>> start The data

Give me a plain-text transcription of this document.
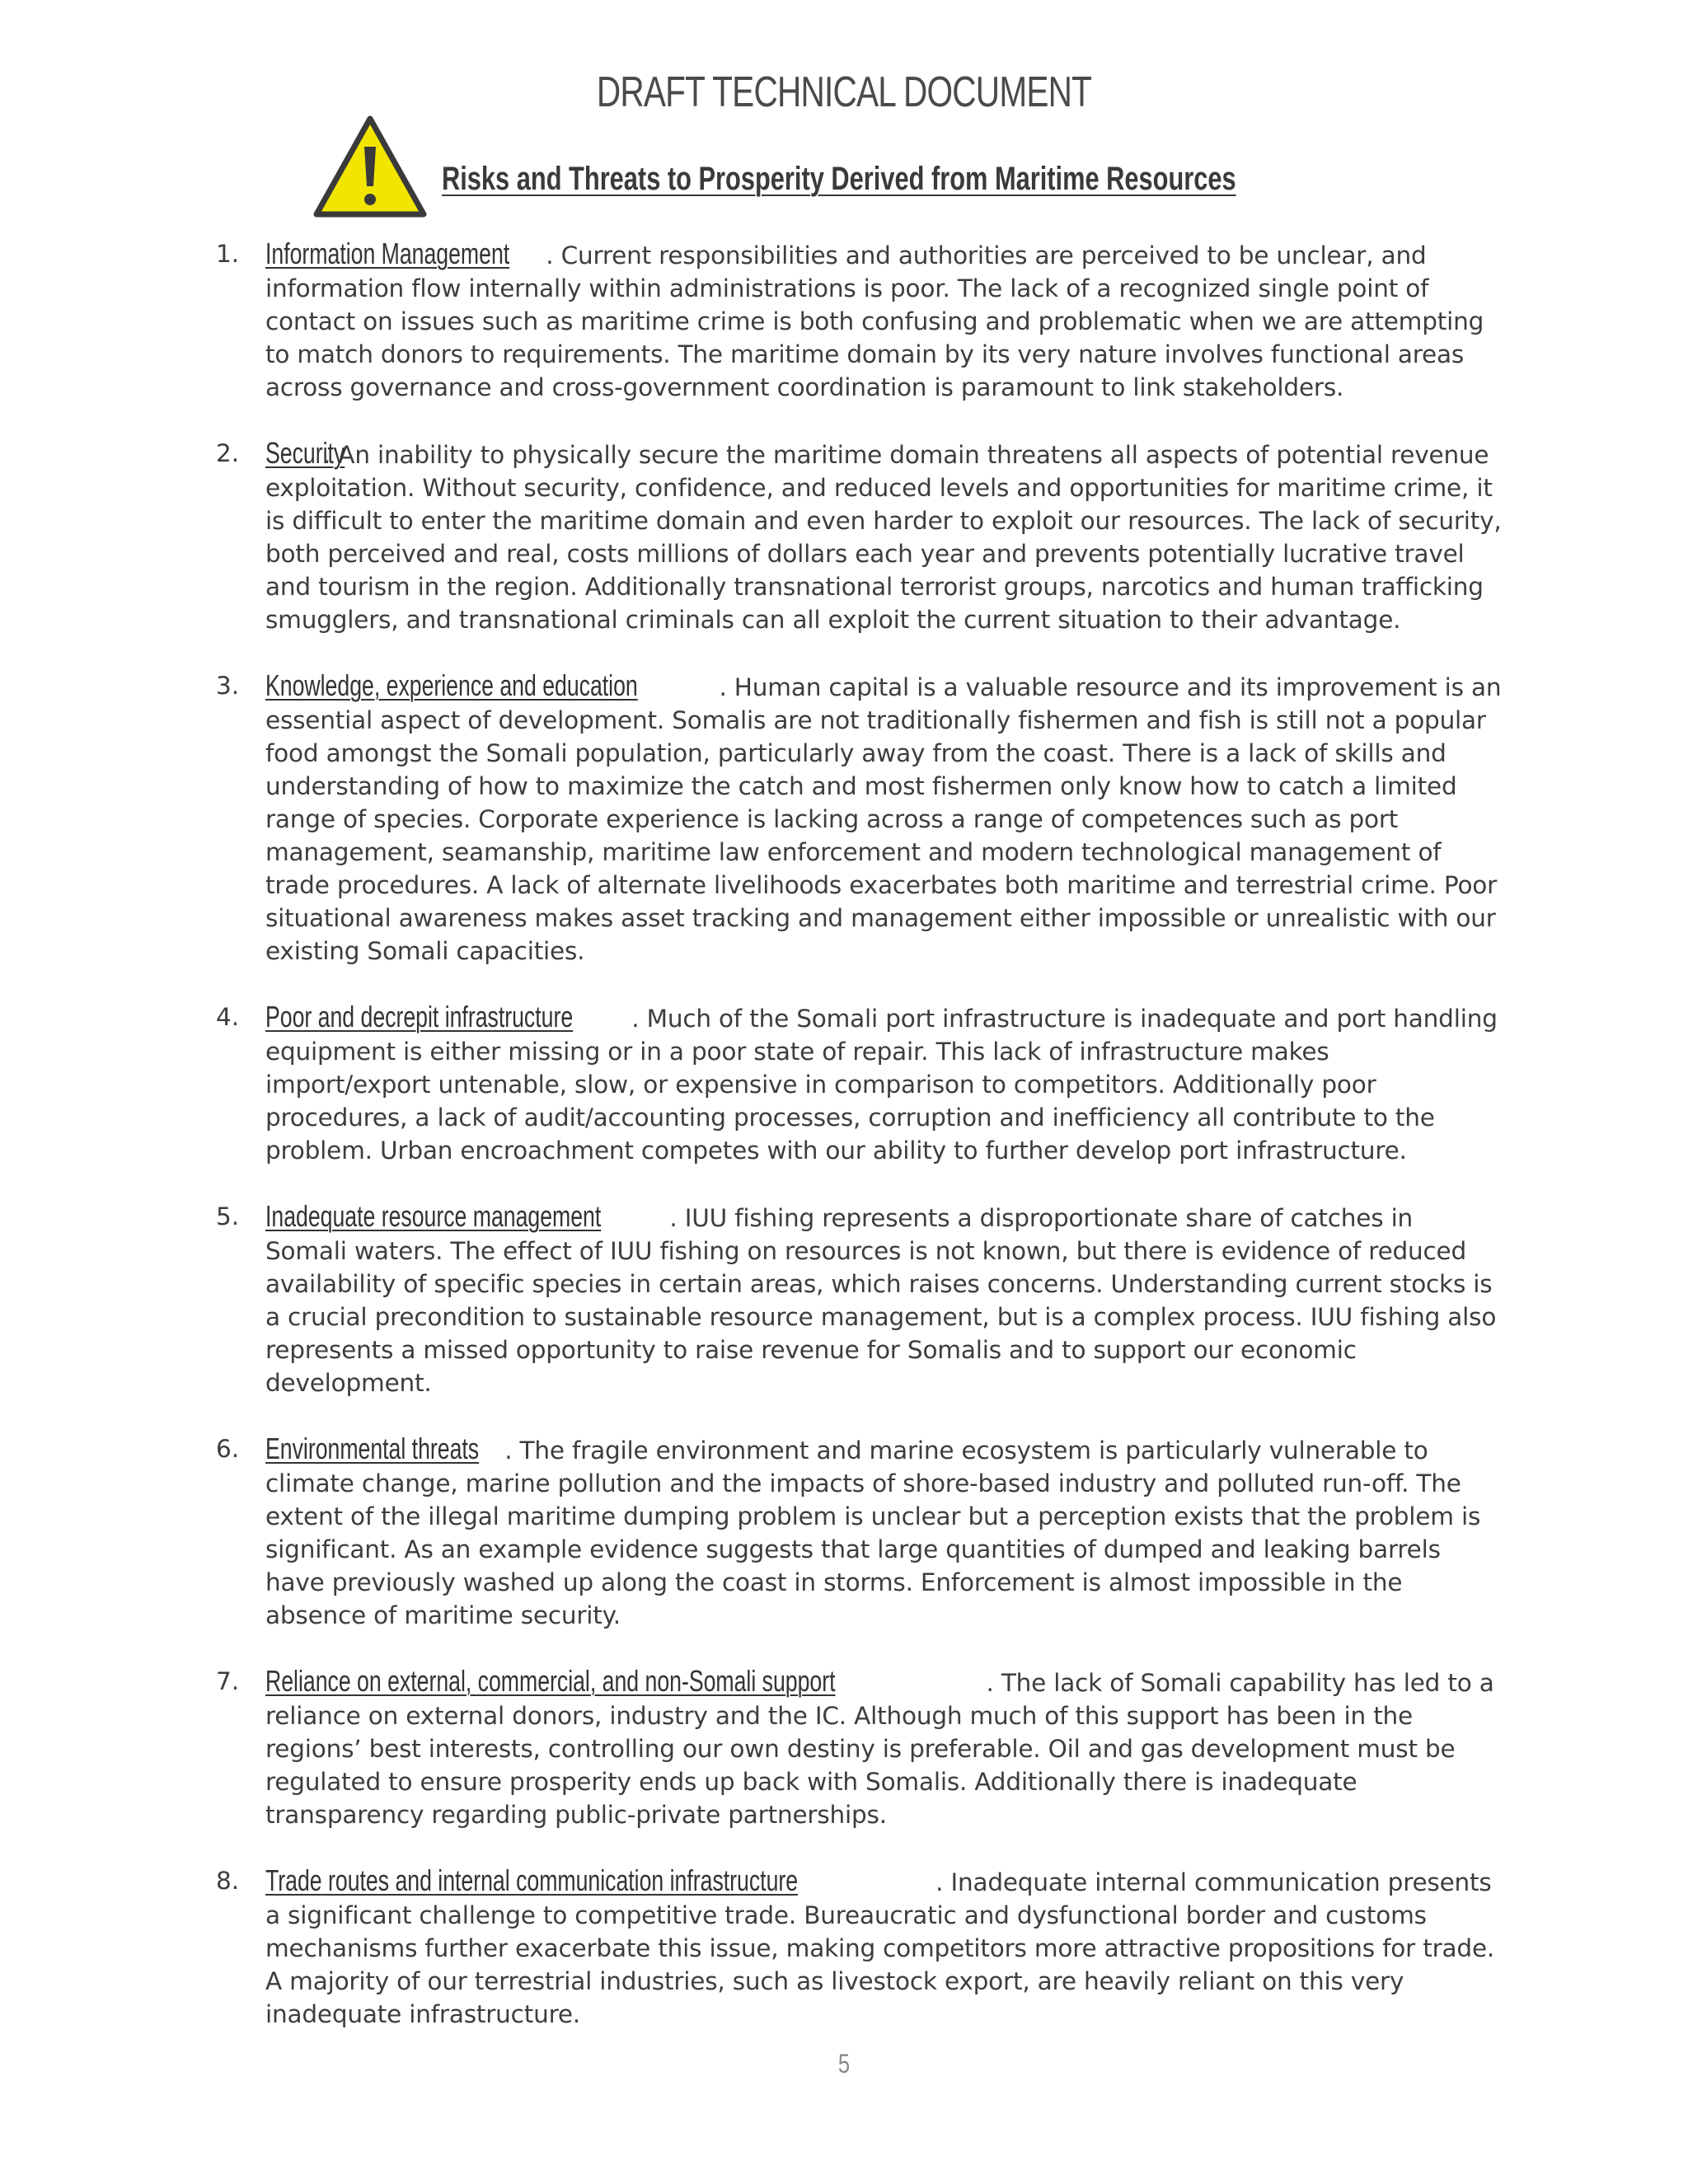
DRAFT TECHNICAL DOCUMENT
Risks and Threats to Prosperity Derived from Maritime Resources
1. Information Management . Current responsibilities and authorities are perceived to be unclear, and information flow internally within administrations is poor. The lack of a recognized single point of contact on issues such as maritime crime is both confusing and problematic when we are attempting to match donors to requirements. The maritime domain by its very nature involves functional areas across governance and cross-government coordination is paramount to link stakeholders.
2. Security. An inability to physically secure the maritime domain threatens all aspects of potential revenue exploitation. Without security, confidence, and reduced levels and opportunities for maritime crime, it is difficult to enter the maritime domain and even harder to exploit our resources. The lack of security, both perceived and real, costs millions of dollars each year and prevents potentially lucrative travel and tourism in the region. Additionally transnational terrorist groups, narcotics and human trafficking smugglers, and transnational criminals can all exploit the current situation to their advantage.
3. Knowledge, experience and education	. Human capital is a valuable resource and its improvement is an essential aspect of development. Somalis are not traditionally fishermen and fish is still not a popular food amongst the Somali population, particularly away from the coast. There is a lack of skills and understanding of how to maximize the catch and most fishermen only know how to catch a limited range of species. Corporate experience is lacking across a range of competences such as port management, seamanship, maritime law enforcement and modern technological management of trade procedures. A lack of alternate livelihoods exacerbates both maritime and terrestrial crime. Poor situational awareness makes asset tracking and management either impossible or unrealistic with our existing Somali capacities.
4. Poor and decrepit infrastructure . Much of the Somali port infrastructure is inadequate and port handling equipment is either missing or in a poor state of repair. This lack of infrastructure makes import/export untenable, slow, or expensive in comparison to competitors. Additionally poor procedures, a lack of audit/accounting processes, corruption and inefficiency all contribute to the problem. Urban encroachment competes with our ability to further develop port infrastructure.
5. Inadequate resource management	. IUU fishing represents a disproportionate share of catches in Somali waters. The effect of IUU fishing on resources is not known, but there is evidence of reduced availability of specific species in certain areas, which raises concerns. Understanding current stocks is a crucial precondition to sustainable resource management, but is a complex process. IUU fishing also represents a missed opportunity to raise revenue for Somalis and to support our economic development.
6. Environmental threats . The fragile environment and marine ecosystem is particularly vulnerable to climate change, marine pollution and the impacts of shore-based industry and polluted run-off. The extent of the illegal maritime dumping problem is unclear but a perception exists that the problem is significant. As an example evidence suggests that large quantities of dumped and leaking barrels have previously washed up along the coast in storms. Enforcement is almost impossible in the absence of maritime security.
7. Reliance on external, commercial, and non-Somali support	. The lack of Somali capability has led to a reliance on external donors, industry and the IC. Although much of this support has been in the regions’ best interests, controlling our own destiny is preferable. Oil and gas development must be regulated to ensure prosperity ends up back with Somalis. Additionally there is inadequate transparency regarding public-private partnerships.
8. Trade routes and internal communication infrastructure	. Inadequate internal communication presents a significant challenge to competitive trade. Bureaucratic and dysfunctional border and customs mechanisms further exacerbate this issue, making competitors more attractive propositions for trade. A majority of our terrestrial industries, such as livestock export, are heavily reliant on this very inadequate infrastructure.
5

>> end The data

Without including any pictures, please restate all the records exactly.

--- Result of the exercise ---
Give me a plain-text transcription of this document.
DRAFT TECHNICAL DOCUMENT
Risks and Threats to Prosperity Derived from Maritime Resources
1. Information Management . Current responsibilities and authorities are perceived to be unclear, and information flow internally within administrations is poor. The lack of a recognized single point of contact on issues such as maritime crime is both confusing and problematic when we are attempting to match donors to requirements. The maritime domain by its very nature involves functional areas across governance and cross-government coordination is paramount to link stakeholders.
2. Security. An inability to physically secure the maritime domain threatens all aspects of potential revenue exploitation. Without security, confidence, and reduced levels and opportunities for maritime crime, it is difficult to enter the maritime domain and even harder to exploit our resources. The lack of security, both perceived and real, costs millions of dollars each year and prevents potentially lucrative travel and tourism in the region. Additionally transnational terrorist groups, narcotics and human trafficking smugglers, and transnational criminals can all exploit the current situation to their advantage.
3. Knowledge, experience and education	. Human capital is a valuable resource and its improvement is an essential aspect of development. Somalis are not traditionally fishermen and fish is still not a popular food amongst the Somali population, particularly away from the coast. There is a lack of skills and understanding of how to maximize the catch and most fishermen only know how to catch a limited range of species. Corporate experience is lacking across a range of competences such as port management, seamanship, maritime law enforcement and modern technological management of trade procedures. A lack of alternate livelihoods exacerbates both maritime and terrestrial crime. Poor situational awareness makes asset tracking and management either impossible or unrealistic with our existing Somali capacities.
4. Poor and decrepit infrastructure . Much of the Somali port infrastructure is inadequate and port handling equipment is either missing or in a poor state of repair. This lack of infrastructure makes import/export untenable, slow, or expensive in comparison to competitors. Additionally poor procedures, a lack of audit/accounting processes, corruption and inefficiency all contribute to the problem. Urban encroachment competes with our ability to further develop port infrastructure.
5. Inadequate resource management	. IUU fishing represents a disproportionate share of catches in Somali waters. The effect of IUU fishing on resources is not known, but there is evidence of reduced availability of specific species in certain areas, which raises concerns. Understanding current stocks is a crucial precondition to sustainable resource management, but is a complex process. IUU fishing also represents a missed opportunity to raise revenue for Somalis and to support our economic development.
6. Environmental threats . The fragile environment and marine ecosystem is particularly vulnerable to climate change, marine pollution and the impacts of shore-based industry and polluted run-off. The extent of the illegal maritime dumping problem is unclear but a perception exists that the problem is significant. As an example evidence suggests that large quantities of dumped and leaking barrels have previously washed up along the coast in storms. Enforcement is almost impossible in the absence of maritime security.
7. Reliance on external, commercial, and non-Somali support	. The lack of Somali capability has led to a reliance on external donors, industry and the IC. Although much of this support has been in the regions’ best interests, controlling our own destiny is preferable. Oil and gas development must be regulated to ensure prosperity ends up back with Somalis. Additionally there is inadequate transparency regarding public-private partnerships.
8. Trade routes and internal communication infrastructure	. Inadequate internal communication presents a significant challenge to competitive trade. Bureaucratic and dysfunctional border and customs mechanisms further exacerbate this issue, making competitors more attractive propositions for trade. A majority of our terrestrial industries, such as livestock export, are heavily reliant on this very inadequate infrastructure.
5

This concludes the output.